TASK OBJECTIVE: Gather all lines in the data that hold the string "over".
-*-
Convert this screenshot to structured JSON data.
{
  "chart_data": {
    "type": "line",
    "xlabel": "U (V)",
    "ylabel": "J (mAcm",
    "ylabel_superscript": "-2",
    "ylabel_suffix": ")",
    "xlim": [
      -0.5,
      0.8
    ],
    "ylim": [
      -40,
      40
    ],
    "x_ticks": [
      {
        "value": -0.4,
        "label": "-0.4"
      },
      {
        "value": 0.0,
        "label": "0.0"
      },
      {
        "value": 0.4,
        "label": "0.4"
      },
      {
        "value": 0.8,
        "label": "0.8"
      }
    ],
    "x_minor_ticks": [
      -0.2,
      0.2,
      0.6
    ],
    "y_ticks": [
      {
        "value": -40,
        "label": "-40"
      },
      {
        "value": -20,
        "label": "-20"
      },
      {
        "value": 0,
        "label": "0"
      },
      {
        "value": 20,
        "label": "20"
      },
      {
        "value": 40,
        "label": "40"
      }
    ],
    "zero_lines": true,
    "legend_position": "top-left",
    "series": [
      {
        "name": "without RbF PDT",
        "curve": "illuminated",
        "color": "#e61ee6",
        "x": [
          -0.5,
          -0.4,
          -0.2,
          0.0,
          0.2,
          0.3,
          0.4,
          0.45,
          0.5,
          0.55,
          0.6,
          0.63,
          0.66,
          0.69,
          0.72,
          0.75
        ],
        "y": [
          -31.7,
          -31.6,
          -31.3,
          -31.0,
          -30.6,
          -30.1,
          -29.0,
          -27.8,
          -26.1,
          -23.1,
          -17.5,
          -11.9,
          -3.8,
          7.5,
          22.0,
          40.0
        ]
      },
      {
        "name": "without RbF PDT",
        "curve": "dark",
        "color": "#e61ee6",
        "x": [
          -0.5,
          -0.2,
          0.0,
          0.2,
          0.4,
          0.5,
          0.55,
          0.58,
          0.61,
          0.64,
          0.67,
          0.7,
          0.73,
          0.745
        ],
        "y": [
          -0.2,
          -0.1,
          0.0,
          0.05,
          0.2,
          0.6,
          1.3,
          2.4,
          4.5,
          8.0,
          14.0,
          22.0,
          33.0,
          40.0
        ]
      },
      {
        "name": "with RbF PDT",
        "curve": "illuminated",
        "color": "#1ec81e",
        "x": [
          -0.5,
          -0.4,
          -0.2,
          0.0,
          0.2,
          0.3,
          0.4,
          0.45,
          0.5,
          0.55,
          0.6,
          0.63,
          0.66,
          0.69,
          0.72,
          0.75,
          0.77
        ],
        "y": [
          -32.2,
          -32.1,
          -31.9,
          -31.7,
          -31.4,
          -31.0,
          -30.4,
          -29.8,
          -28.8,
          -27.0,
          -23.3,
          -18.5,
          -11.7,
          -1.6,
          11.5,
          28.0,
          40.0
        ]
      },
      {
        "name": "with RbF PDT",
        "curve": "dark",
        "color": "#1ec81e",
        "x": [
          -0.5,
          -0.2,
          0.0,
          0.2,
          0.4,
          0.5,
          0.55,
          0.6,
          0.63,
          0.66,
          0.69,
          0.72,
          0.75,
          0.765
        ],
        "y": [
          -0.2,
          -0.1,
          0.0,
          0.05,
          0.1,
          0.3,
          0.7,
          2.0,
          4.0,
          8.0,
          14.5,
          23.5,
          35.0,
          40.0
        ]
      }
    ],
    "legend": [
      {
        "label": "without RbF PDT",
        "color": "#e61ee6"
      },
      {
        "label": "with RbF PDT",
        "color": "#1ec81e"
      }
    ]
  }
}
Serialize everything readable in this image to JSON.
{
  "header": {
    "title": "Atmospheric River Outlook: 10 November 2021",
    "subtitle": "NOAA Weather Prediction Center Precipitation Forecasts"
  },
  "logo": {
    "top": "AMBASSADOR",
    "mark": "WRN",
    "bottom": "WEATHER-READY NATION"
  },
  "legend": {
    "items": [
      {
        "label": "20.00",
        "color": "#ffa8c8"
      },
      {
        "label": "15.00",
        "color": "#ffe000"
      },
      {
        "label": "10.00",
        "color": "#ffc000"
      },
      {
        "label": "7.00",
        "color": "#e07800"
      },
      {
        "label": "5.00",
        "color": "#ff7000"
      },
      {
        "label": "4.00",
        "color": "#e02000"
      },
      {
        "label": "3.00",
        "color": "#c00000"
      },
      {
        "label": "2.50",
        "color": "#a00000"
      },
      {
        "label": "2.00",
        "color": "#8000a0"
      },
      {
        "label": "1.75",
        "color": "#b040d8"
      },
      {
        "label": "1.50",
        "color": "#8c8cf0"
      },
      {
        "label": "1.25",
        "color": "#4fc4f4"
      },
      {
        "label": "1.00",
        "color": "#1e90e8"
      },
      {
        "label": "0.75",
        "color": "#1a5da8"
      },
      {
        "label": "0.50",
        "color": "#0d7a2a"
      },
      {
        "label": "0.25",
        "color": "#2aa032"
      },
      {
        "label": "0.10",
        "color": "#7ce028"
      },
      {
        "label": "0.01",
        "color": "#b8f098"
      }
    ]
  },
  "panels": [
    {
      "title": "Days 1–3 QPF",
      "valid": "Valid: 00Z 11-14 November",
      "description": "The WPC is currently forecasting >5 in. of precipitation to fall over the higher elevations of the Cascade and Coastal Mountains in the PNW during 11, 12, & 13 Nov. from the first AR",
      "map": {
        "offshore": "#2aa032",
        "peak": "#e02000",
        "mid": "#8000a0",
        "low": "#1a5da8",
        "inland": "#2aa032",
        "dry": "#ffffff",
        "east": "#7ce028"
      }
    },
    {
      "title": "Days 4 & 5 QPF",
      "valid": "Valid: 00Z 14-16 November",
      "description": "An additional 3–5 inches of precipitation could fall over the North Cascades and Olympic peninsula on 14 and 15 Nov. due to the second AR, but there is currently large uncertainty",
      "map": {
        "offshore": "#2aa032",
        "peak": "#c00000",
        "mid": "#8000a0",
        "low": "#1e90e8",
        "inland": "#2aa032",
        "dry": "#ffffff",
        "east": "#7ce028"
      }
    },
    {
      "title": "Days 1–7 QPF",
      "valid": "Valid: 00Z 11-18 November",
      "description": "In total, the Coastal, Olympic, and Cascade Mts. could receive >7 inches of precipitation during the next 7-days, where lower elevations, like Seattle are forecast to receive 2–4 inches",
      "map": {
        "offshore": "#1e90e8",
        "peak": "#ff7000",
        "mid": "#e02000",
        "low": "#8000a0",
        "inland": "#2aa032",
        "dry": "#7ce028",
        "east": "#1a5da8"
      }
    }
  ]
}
-*-
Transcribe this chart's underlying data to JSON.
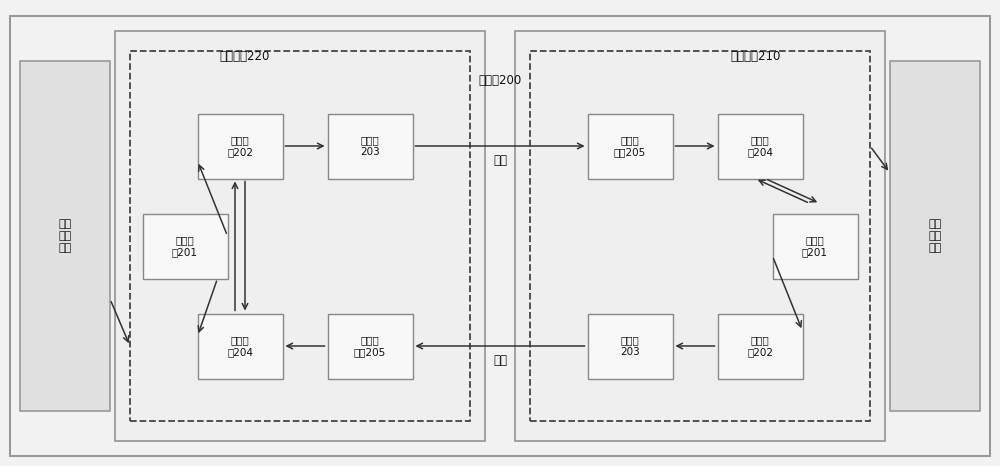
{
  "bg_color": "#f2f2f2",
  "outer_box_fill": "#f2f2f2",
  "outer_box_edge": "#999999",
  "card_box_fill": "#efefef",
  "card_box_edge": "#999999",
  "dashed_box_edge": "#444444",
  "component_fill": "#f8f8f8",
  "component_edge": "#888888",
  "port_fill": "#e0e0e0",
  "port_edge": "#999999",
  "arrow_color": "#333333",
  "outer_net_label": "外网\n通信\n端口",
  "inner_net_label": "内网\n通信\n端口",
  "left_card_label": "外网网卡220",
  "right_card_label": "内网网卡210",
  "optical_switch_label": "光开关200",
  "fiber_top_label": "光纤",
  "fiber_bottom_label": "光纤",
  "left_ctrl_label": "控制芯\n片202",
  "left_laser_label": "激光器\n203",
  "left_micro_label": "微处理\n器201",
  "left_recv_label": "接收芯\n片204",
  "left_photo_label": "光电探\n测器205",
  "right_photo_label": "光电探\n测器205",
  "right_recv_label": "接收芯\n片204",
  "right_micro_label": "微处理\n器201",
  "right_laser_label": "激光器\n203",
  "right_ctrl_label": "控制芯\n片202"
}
-*-
THE RESULT:
      "description": "The WPC is currently forecasting >5 in. of precipitation to fall over the higher elevations of the Cascade and Coastal Mountains in the PNW during 11, 12, & 13 Nov. from the first AR",
      "description": "An additional 3–5 inches of precipitation could fall over the North Cascades and Olympic peninsula on 14 and 15 Nov. due to the second AR, but there is currently large uncertainty",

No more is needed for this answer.